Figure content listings
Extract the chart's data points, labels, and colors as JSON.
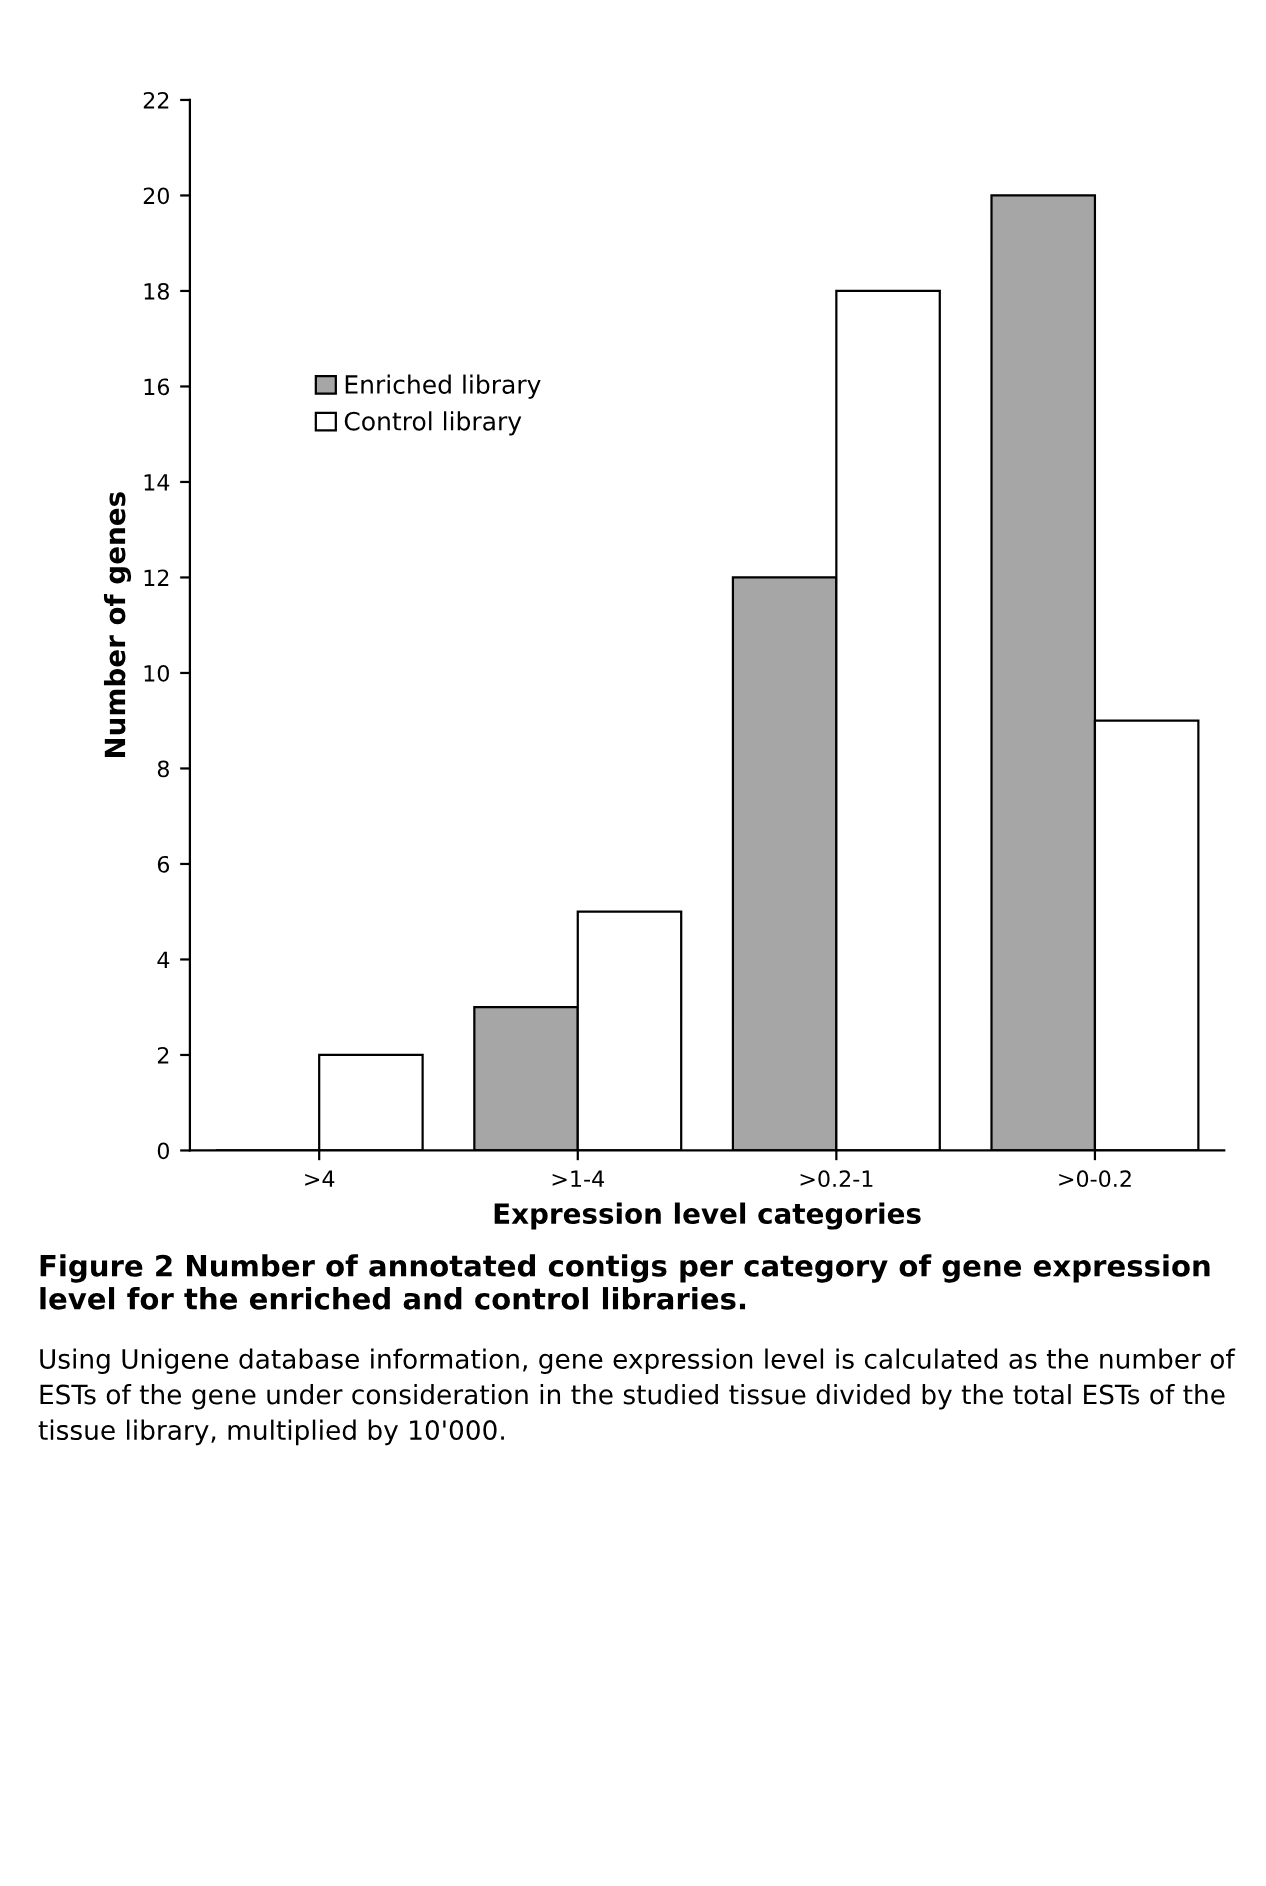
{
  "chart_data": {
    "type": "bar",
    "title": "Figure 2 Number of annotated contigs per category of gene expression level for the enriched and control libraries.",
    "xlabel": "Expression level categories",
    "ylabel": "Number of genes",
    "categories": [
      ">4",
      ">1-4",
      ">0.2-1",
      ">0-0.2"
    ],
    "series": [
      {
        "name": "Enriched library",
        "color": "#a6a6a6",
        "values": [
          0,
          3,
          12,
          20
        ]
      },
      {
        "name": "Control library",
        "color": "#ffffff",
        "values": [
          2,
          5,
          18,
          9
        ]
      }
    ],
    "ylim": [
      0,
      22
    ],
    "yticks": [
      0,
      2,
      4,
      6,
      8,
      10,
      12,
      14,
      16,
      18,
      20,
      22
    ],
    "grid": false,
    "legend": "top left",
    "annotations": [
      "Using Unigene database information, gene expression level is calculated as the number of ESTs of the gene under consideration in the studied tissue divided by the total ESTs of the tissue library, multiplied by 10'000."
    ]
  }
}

## Work instruction
Please, without any pictures, retype the records exactly as they appear.

## Task solution
Extract the chart's data points, labels, and colors as JSON.
{
  "chart_data": {
    "type": "bar",
    "title": "Figure 2 Number of annotated contigs per category of gene expression level for the enriched and control libraries.",
    "xlabel": "Expression level categories",
    "ylabel": "Number of genes",
    "categories": [
      ">4",
      ">1-4",
      ">0.2-1",
      ">0-0.2"
    ],
    "series": [
      {
        "name": "Enriched library",
        "color": "#a6a6a6",
        "values": [
          0,
          3,
          12,
          20
        ]
      },
      {
        "name": "Control library",
        "color": "#ffffff",
        "values": [
          2,
          5,
          18,
          9
        ]
      }
    ],
    "ylim": [
      0,
      22
    ],
    "yticks": [
      0,
      2,
      4,
      6,
      8,
      10,
      12,
      14,
      16,
      18,
      20,
      22
    ],
    "grid": false,
    "legend": "top left",
    "annotations": [
      "Using Unigene database information, gene expression level is calculated as the number of ESTs of the gene under consideration in the studied tissue divided by the total ESTs of the tissue library, multiplied by 10'000."
    ]
  }
}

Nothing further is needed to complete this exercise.